## Job
Reproduce the records from the beginning through the line containing "legend-item-2019: 2019 bbox=[698, 309, 948, 360]", renaming every "colorbar-tick-label" to "colorbar-value-label" and leaving everything else unchanged.

----

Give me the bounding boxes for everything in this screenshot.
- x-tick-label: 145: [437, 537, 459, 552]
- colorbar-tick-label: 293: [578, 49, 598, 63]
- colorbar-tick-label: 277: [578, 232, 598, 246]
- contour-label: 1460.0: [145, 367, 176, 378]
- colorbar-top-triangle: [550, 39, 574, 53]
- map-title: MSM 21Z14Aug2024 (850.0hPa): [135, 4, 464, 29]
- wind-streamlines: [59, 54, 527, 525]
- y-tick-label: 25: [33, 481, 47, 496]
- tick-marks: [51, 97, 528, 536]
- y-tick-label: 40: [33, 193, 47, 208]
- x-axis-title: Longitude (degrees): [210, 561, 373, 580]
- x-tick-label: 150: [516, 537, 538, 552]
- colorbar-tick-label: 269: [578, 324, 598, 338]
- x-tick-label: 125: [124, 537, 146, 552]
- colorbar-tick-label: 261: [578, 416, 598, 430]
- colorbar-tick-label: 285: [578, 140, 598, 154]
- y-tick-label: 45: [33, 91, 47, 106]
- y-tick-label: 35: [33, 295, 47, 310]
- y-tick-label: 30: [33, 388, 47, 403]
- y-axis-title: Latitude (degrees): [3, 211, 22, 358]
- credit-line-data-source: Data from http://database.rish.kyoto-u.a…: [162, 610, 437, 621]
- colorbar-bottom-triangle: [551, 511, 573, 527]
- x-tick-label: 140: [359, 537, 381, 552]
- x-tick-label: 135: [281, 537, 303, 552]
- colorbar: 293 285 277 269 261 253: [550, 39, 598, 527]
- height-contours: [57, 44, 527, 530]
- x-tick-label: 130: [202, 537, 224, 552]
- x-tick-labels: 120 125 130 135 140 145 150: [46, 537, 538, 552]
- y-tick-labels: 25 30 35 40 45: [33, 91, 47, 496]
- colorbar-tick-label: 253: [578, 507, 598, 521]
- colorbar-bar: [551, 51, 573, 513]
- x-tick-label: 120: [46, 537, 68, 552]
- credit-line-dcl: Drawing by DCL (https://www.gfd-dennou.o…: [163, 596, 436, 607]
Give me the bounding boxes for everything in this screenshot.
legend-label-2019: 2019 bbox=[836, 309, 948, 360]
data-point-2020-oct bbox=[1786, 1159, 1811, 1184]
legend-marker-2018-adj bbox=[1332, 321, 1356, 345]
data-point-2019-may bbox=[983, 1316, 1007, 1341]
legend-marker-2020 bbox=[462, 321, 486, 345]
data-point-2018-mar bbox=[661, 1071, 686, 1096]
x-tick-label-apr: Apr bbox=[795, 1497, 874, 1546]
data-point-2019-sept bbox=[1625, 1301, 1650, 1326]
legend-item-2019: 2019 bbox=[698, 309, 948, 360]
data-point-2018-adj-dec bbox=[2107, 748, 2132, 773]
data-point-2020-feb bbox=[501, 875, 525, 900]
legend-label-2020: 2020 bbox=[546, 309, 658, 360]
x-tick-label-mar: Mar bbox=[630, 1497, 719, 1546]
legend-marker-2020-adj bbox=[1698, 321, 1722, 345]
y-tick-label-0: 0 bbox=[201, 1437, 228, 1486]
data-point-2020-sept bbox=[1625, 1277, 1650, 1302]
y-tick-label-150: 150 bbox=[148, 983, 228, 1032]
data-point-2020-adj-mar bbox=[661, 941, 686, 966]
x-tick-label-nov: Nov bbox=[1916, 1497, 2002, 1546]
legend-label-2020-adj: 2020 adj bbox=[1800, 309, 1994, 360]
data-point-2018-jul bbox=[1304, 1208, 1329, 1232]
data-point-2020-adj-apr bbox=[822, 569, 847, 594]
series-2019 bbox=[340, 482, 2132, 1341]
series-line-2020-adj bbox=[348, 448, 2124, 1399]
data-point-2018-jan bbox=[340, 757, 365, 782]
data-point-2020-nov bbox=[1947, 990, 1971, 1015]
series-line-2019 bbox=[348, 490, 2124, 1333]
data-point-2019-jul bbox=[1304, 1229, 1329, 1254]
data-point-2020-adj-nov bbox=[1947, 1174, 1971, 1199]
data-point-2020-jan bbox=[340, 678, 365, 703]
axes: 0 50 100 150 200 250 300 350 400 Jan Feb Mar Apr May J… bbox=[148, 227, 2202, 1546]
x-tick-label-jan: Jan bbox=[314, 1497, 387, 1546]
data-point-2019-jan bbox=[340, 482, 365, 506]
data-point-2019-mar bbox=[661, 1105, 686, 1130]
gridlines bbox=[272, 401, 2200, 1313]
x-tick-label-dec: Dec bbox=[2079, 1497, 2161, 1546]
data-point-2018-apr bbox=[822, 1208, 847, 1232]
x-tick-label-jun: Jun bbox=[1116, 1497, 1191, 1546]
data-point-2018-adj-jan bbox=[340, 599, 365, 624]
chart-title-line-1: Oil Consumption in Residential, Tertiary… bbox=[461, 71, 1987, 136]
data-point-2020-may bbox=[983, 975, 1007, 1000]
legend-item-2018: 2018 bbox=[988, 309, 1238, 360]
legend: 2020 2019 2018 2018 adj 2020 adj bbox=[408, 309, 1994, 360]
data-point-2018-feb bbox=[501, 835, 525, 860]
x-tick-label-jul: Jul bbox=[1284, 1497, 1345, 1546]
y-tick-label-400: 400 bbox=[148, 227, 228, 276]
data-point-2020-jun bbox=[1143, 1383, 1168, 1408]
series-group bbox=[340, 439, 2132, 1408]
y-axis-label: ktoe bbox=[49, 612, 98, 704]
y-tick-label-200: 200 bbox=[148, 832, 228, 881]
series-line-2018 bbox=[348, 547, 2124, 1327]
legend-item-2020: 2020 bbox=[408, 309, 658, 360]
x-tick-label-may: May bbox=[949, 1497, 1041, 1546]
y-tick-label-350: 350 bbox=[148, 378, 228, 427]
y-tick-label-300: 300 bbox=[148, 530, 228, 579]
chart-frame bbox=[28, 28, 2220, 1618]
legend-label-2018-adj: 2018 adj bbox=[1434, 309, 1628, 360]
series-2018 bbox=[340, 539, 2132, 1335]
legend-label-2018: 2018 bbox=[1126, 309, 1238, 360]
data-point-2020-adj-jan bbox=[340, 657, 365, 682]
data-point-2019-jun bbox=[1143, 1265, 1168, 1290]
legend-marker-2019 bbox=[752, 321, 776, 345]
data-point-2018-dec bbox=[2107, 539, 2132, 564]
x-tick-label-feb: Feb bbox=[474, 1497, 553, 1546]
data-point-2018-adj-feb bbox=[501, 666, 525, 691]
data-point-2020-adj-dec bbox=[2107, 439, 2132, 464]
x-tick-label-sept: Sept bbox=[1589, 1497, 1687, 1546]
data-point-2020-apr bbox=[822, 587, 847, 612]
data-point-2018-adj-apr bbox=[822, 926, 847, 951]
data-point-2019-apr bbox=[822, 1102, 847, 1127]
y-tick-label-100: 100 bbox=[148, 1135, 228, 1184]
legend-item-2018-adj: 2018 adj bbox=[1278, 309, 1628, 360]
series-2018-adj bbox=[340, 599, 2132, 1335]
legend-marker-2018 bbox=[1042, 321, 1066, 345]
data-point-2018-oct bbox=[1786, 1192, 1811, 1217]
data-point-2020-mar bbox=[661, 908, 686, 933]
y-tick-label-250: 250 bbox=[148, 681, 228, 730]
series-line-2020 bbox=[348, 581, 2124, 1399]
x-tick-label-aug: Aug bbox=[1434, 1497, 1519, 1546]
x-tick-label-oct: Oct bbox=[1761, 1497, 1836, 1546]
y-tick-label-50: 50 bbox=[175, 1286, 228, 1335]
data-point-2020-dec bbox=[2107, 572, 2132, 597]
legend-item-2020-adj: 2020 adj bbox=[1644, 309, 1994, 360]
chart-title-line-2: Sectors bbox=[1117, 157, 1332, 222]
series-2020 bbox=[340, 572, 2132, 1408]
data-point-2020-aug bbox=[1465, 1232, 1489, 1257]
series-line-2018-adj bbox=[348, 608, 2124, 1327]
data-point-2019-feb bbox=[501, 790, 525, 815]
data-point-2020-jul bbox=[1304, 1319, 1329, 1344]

----

## Worked answer
Give me the bounding boxes for everything in this screenshot.
- x-tick-label: 145: [437, 537, 459, 552]
- colorbar-value-label: 293: [578, 49, 598, 63]
- colorbar-value-label: 277: [578, 232, 598, 246]
- contour-label: 1460.0: [145, 367, 176, 378]
- colorbar-top-triangle: [550, 39, 574, 53]
- map-title: MSM 21Z14Aug2024 (850.0hPa): [135, 4, 464, 29]
- wind-streamlines: [59, 54, 527, 525]
- y-tick-label: 25: [33, 481, 47, 496]
- tick-marks: [51, 97, 528, 536]
- y-tick-label: 40: [33, 193, 47, 208]
- x-axis-title: Longitude (degrees): [210, 561, 373, 580]
- x-tick-label: 150: [516, 537, 538, 552]
- colorbar-value-label: 269: [578, 324, 598, 338]
- x-tick-label: 125: [124, 537, 146, 552]
- colorbar-value-label: 261: [578, 416, 598, 430]
- colorbar-value-label: 285: [578, 140, 598, 154]
- y-tick-label: 45: [33, 91, 47, 106]
- y-tick-label: 35: [33, 295, 47, 310]
- y-tick-label: 30: [33, 388, 47, 403]
- y-axis-title: Latitude (degrees): [3, 211, 22, 358]
- credit-line-data-source: Data from http://database.rish.kyoto-u.a…: [162, 610, 437, 621]
- colorbar-bottom-triangle: [551, 511, 573, 527]
- x-tick-label: 140: [359, 537, 381, 552]
- x-tick-label: 135: [281, 537, 303, 552]
- colorbar: 293 285 277 269 261 253: [550, 39, 598, 527]
- height-contours: [57, 44, 527, 530]
- x-tick-label: 130: [202, 537, 224, 552]
- x-tick-labels: 120 125 130 135 140 145 150: [46, 537, 538, 552]
- y-tick-labels: 25 30 35 40 45: [33, 91, 47, 496]
- colorbar-value-label: 253: [578, 507, 598, 521]
- colorbar-bar: [551, 51, 573, 513]
- x-tick-label: 120: [46, 537, 68, 552]
- credit-line-dcl: Drawing by DCL (https://www.gfd-dennou.o…: [163, 596, 436, 607]
Give me the bounding boxes for everything in this screenshot.
legend-label-2019: 2019 bbox=[836, 309, 948, 360]
data-point-2020-oct bbox=[1786, 1159, 1811, 1184]
legend-marker-2018-adj bbox=[1332, 321, 1356, 345]
data-point-2019-may bbox=[983, 1316, 1007, 1341]
legend-marker-2020 bbox=[462, 321, 486, 345]
data-point-2018-mar bbox=[661, 1071, 686, 1096]
x-tick-label-apr: Apr bbox=[795, 1497, 874, 1546]
data-point-2019-sept bbox=[1625, 1301, 1650, 1326]
legend-item-2019: 2019 bbox=[698, 309, 948, 360]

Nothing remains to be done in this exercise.